**EXERCISE REQUIREMENTS:** Every entry that follows should be repeated exactly; drop the images.

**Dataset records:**
--- Start ---

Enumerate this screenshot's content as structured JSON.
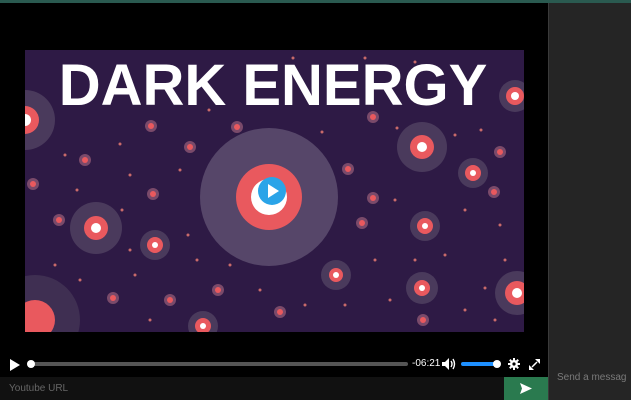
{
  "video": {
    "title_overlay": "DARK ENERGY",
    "time_remaining": "-06:21",
    "progress": 0.0,
    "volume": 1.0
  },
  "icons": {
    "play": "play-icon",
    "volume": "volume-icon",
    "settings": "gear-icon",
    "fullscreen": "fullscreen-icon",
    "send": "send-icon",
    "big_play": "play-icon"
  },
  "url_bar": {
    "placeholder": "Youtube URL",
    "value": ""
  },
  "chat": {
    "placeholder": "Send a message"
  },
  "colors": {
    "accent": "#2a7a4f",
    "volume_fill": "#1e90ff",
    "video_bg": "#2e1a45",
    "big_play": "#2aa4e8"
  }
}
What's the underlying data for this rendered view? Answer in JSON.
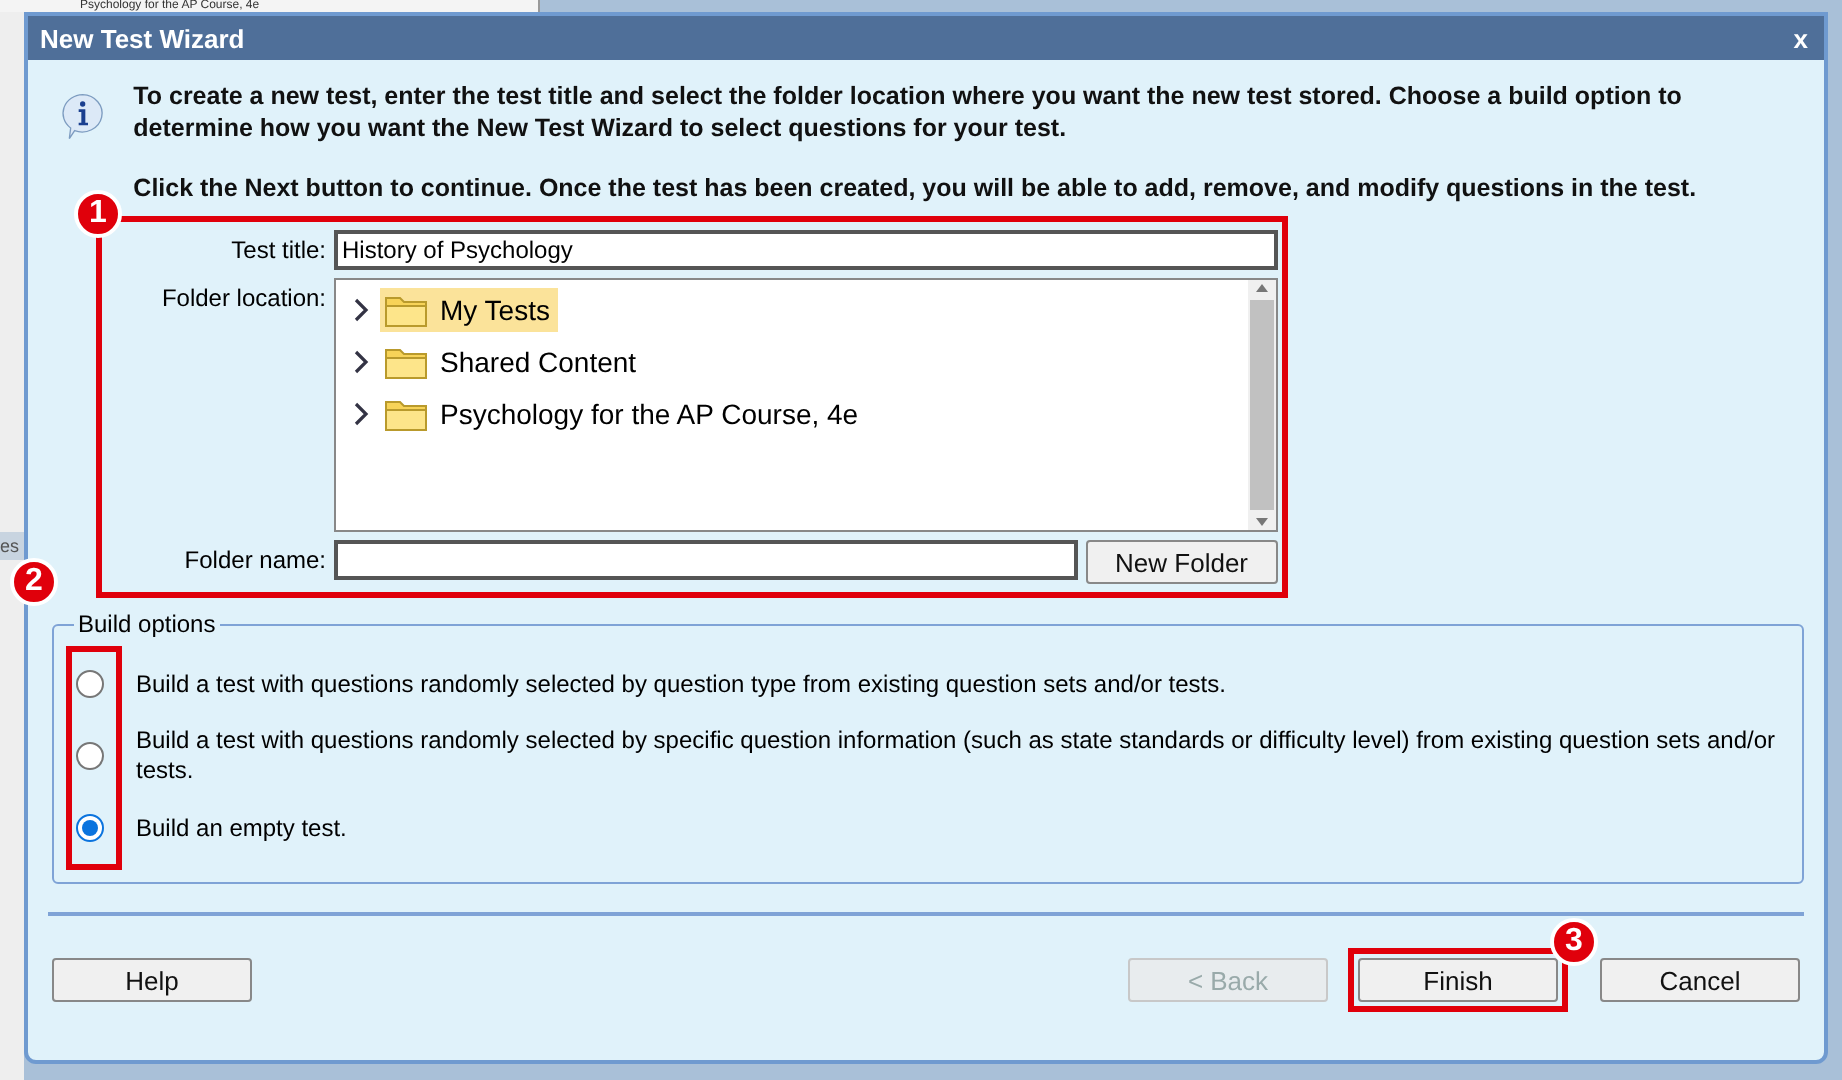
{
  "background": {
    "header_text": "Psychology for the AP Course, 4e",
    "side_tab": "es"
  },
  "window": {
    "title": "New Test Wizard",
    "close": "x"
  },
  "intro": [
    "To create a new test, enter the test title and select the folder location where you want the new test stored. Choose a build option to determine how you want the New Test Wizard to select questions for your test.",
    "Click the Next button to continue. Once the test has been created, you will be able to add, remove, and modify questions in the test."
  ],
  "form": {
    "test_title_label": "Test title:",
    "test_title": "History of Psychology",
    "folder_location_label": "Folder location:",
    "folder_name_label": "Folder name:",
    "new_folder_button": "New Folder"
  },
  "folders": [
    {
      "name": "My Tests",
      "selected": true
    },
    {
      "name": "Shared Content",
      "selected": false
    },
    {
      "name": "Psychology for the AP Course, 4e",
      "selected": false
    }
  ],
  "build_options": {
    "legend": "Build options",
    "options": [
      {
        "label": "Build a test with questions randomly selected by question type from existing question sets and/or tests.",
        "selected": false
      },
      {
        "label": "Build a test with questions randomly selected by specific question information (such as state standards or difficulty level) from existing question sets and/or tests.",
        "selected": false
      },
      {
        "label": "Build an empty test.",
        "selected": true
      }
    ]
  },
  "annotations": [
    "1",
    "2",
    "3"
  ],
  "buttons": [
    {
      "label": "Help",
      "disabled": false
    },
    {
      "label": "< Back",
      "disabled": true
    },
    {
      "label": "Finish",
      "disabled": false
    },
    {
      "label": "Cancel",
      "disabled": false
    }
  ]
}
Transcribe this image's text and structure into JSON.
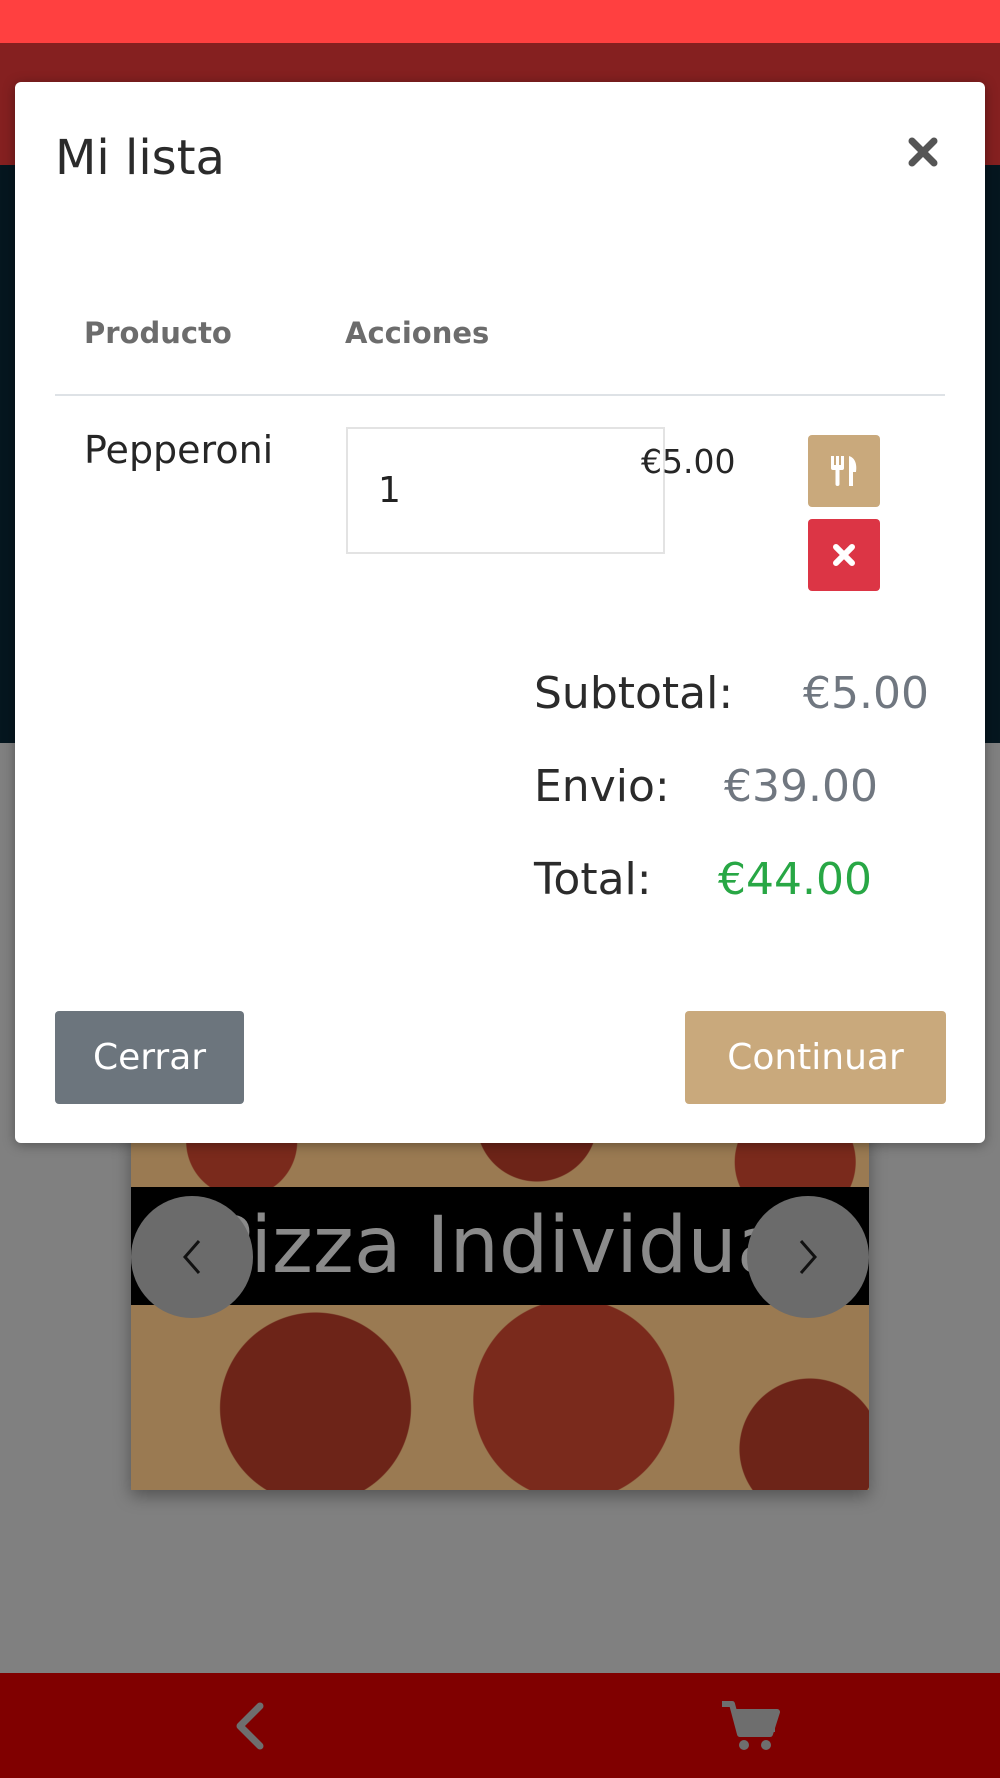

--- End ---

**WORKED ANSWER:**
Enumerate this screenshot's content as structured JSON.
{
  "video": {
    "title_overlay": "DARK ENERGY",
    "time_remaining": "-06:21",
    "progress": 0.0,
    "volume": 1.0
  },
  "icons": {
    "play": "play-icon",
    "volume": "volume-icon",
    "settings": "gear-icon",
    "fullscreen": "fullscreen-icon",
    "send": "send-icon",
    "big_play": "play-icon"
  },
  "url_bar": {
    "placeholder": "Youtube URL",
    "value": ""
  },
  "chat": {
    "placeholder": "Send a message"
  },
  "colors": {
    "accent": "#2a7a4f",
    "volume_fill": "#1e90ff",
    "video_bg": "#2e1a45",
    "big_play": "#2aa4e8"
  }
}
What's the underlying data for this rendered view? Answer in JSON.
{
  "background": {
    "header_text": "Psychology for the AP Course, 4e",
    "side_tab": "es"
  },
  "window": {
    "title": "New Test Wizard",
    "close": "x"
  },
  "intro": [
    "To create a new test, enter the test title and select the folder location where you want the new test stored. Choose a build option to determine how you want the New Test Wizard to select questions for your test.",
    "Click the Next button to continue. Once the test has been created, you will be able to add, remove, and modify questions in the test."
  ],
  "form": {
    "test_title_label": "Test title:",
    "test_title": "History of Psychology",
    "folder_location_label": "Folder location:",
    "folder_name_label": "Folder name:",
    "new_folder_button": "New Folder"
  },
  "folders": [
    {
      "name": "My Tests",
      "selected": true
    },
    {
      "name": "Shared Content",
      "selected": false
    },
    {
      "name": "Psychology for the AP Course, 4e",
      "selected": false
    }
  ],
  "build_options": {
    "legend": "Build options",
    "options": [
      {
        "label": "Build a test with questions randomly selected by question type from existing question sets and/or tests.",
        "selected": false
      },
      {
        "label": "Build a test with questions randomly selected by specific question information (such as state standards or difficulty level) from existing question sets and/or tests.",
        "selected": false
      },
      {
        "label": "Build an empty test.",
        "selected": true
      }
    ]
  },
  "annotations": [
    "1",
    "2",
    "3"
  ],
  "buttons": [
    {
      "label": "Help",
      "disabled": false
    },
    {
      "label": "< Back",
      "disabled": true
    },
    {
      "label": "Finish",
      "disabled": false
    },
    {
      "label": "Cancel",
      "disabled": false
    }
  ]
}
Transcribe this image's text and structure into JSON.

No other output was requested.